=== Raw records ===

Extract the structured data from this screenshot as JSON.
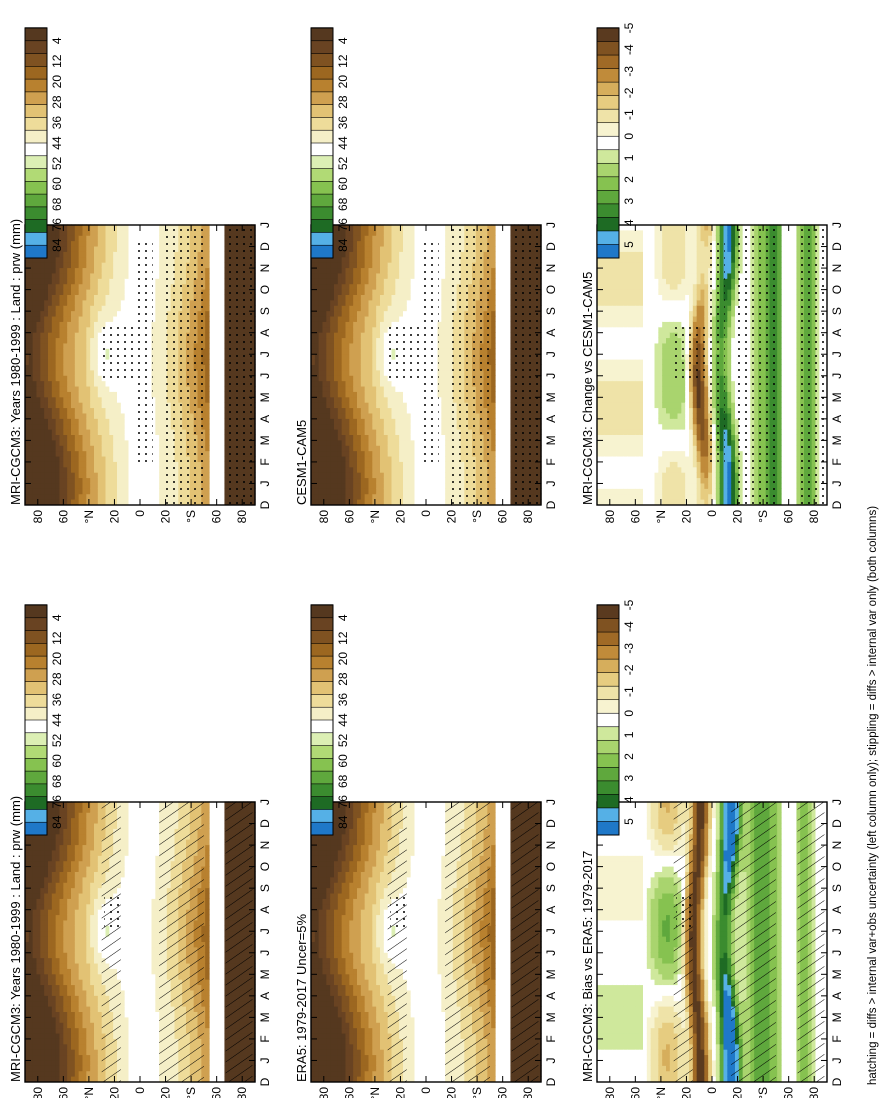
{
  "footnote": "hatching = diffs > internal var+obs uncertainty (left column only); stippling = diffs > internal var only (both columns)",
  "months": [
    "D",
    "J",
    "F",
    "M",
    "A",
    "M",
    "J",
    "J",
    "A",
    "S",
    "O",
    "N",
    "D",
    "J"
  ],
  "lat_labels": [
    "80",
    "60",
    "°N",
    "20",
    "0",
    "20",
    "°S",
    "60",
    "80"
  ],
  "abs_colorbar": {
    "labels": [
      "84",
      "76",
      "68",
      "60",
      "52",
      "44",
      "36",
      "28",
      "20",
      "12",
      "4"
    ],
    "colors": [
      "#1f78c8",
      "#55b0e6",
      "#1e6b24",
      "#3b8c2f",
      "#5fa83d",
      "#86c250",
      "#b1da75",
      "#dcefb4",
      "#ffffff",
      "#f5efc7",
      "#eedc9a",
      "#e2c274",
      "#cfa050",
      "#b8812f",
      "#9c6720",
      "#7f5221",
      "#694322",
      "#55381f"
    ]
  },
  "diff_colorbar": {
    "labels": [
      "5",
      "4",
      "3",
      "2",
      "1",
      "0",
      "-1",
      "-2",
      "-3",
      "-4",
      "-5"
    ],
    "colors": [
      "#1f78c8",
      "#55b0e6",
      "#1e6b24",
      "#3b8c2f",
      "#5fa83d",
      "#86c250",
      "#a9d46e",
      "#cfe89c",
      "#ffffff",
      "#f7f3d0",
      "#efe3a8",
      "#e6cc80",
      "#d6ae5c",
      "#c08b3a",
      "#a06a26",
      "#7f5221",
      "#5a3a1f"
    ]
  },
  "chart_data": [
    {
      "type": "heatmap",
      "panel": "left-top",
      "title": "MRI-CGCM3: Years 1980-1999 : Land : prw (mm)",
      "x": "month",
      "y": "latitude",
      "overlay": "hatching+stippling"
    },
    {
      "type": "heatmap",
      "panel": "left-middle",
      "title": "ERA5: 1979-2017 Uncer=5%",
      "x": "month",
      "y": "latitude",
      "overlay": "hatching+stippling"
    },
    {
      "type": "heatmap",
      "panel": "left-bottom",
      "title": "MRI-CGCM3: Bias vs ERA5: 1979-2017",
      "x": "month",
      "y": "latitude",
      "overlay": "hatching+stippling"
    },
    {
      "type": "heatmap",
      "panel": "right-top",
      "title": "MRI-CGCM3: Years 1980-1999 : Land : prw (mm)",
      "x": "month",
      "y": "latitude",
      "overlay": "stippling"
    },
    {
      "type": "heatmap",
      "panel": "right-middle",
      "title": "CESM1-CAM5",
      "x": "month",
      "y": "latitude",
      "overlay": "stippling"
    },
    {
      "type": "heatmap",
      "panel": "right-bottom",
      "title": "MRI-CGCM3: Change vs CESM1-CAM5",
      "x": "month",
      "y": "latitude",
      "overlay": "stippling"
    }
  ]
}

===

Short exercise:
Repeat the material above word for word, please, apart from its images.

Output of the task:
Extract the structured data from this screenshot as JSON.
{
  "footnote": "hatching = diffs > internal var+obs uncertainty (left column only); stippling = diffs > internal var only (both columns)",
  "months": [
    "D",
    "J",
    "F",
    "M",
    "A",
    "M",
    "J",
    "J",
    "A",
    "S",
    "O",
    "N",
    "D",
    "J"
  ],
  "lat_labels": [
    "80",
    "60",
    "°N",
    "20",
    "0",
    "20",
    "°S",
    "60",
    "80"
  ],
  "abs_colorbar": {
    "labels": [
      "84",
      "76",
      "68",
      "60",
      "52",
      "44",
      "36",
      "28",
      "20",
      "12",
      "4"
    ],
    "colors": [
      "#1f78c8",
      "#55b0e6",
      "#1e6b24",
      "#3b8c2f",
      "#5fa83d",
      "#86c250",
      "#b1da75",
      "#dcefb4",
      "#ffffff",
      "#f5efc7",
      "#eedc9a",
      "#e2c274",
      "#cfa050",
      "#b8812f",
      "#9c6720",
      "#7f5221",
      "#694322",
      "#55381f"
    ]
  },
  "diff_colorbar": {
    "labels": [
      "5",
      "4",
      "3",
      "2",
      "1",
      "0",
      "-1",
      "-2",
      "-3",
      "-4",
      "-5"
    ],
    "colors": [
      "#1f78c8",
      "#55b0e6",
      "#1e6b24",
      "#3b8c2f",
      "#5fa83d",
      "#86c250",
      "#a9d46e",
      "#cfe89c",
      "#ffffff",
      "#f7f3d0",
      "#efe3a8",
      "#e6cc80",
      "#d6ae5c",
      "#c08b3a",
      "#a06a26",
      "#7f5221",
      "#5a3a1f"
    ]
  },
  "chart_data": [
    {
      "type": "heatmap",
      "panel": "left-top",
      "title": "MRI-CGCM3: Years 1980-1999 : Land : prw (mm)",
      "x": "month",
      "y": "latitude",
      "overlay": "hatching+stippling"
    },
    {
      "type": "heatmap",
      "panel": "left-middle",
      "title": "ERA5: 1979-2017 Uncer=5%",
      "x": "month",
      "y": "latitude",
      "overlay": "hatching+stippling"
    },
    {
      "type": "heatmap",
      "panel": "left-bottom",
      "title": "MRI-CGCM3: Bias vs ERA5: 1979-2017",
      "x": "month",
      "y": "latitude",
      "overlay": "hatching+stippling"
    },
    {
      "type": "heatmap",
      "panel": "right-top",
      "title": "MRI-CGCM3: Years 1980-1999 : Land : prw (mm)",
      "x": "month",
      "y": "latitude",
      "overlay": "stippling"
    },
    {
      "type": "heatmap",
      "panel": "right-middle",
      "title": "CESM1-CAM5",
      "x": "month",
      "y": "latitude",
      "overlay": "stippling"
    },
    {
      "type": "heatmap",
      "panel": "right-bottom",
      "title": "MRI-CGCM3: Change vs CESM1-CAM5",
      "x": "month",
      "y": "latitude",
      "overlay": "stippling"
    }
  ]
}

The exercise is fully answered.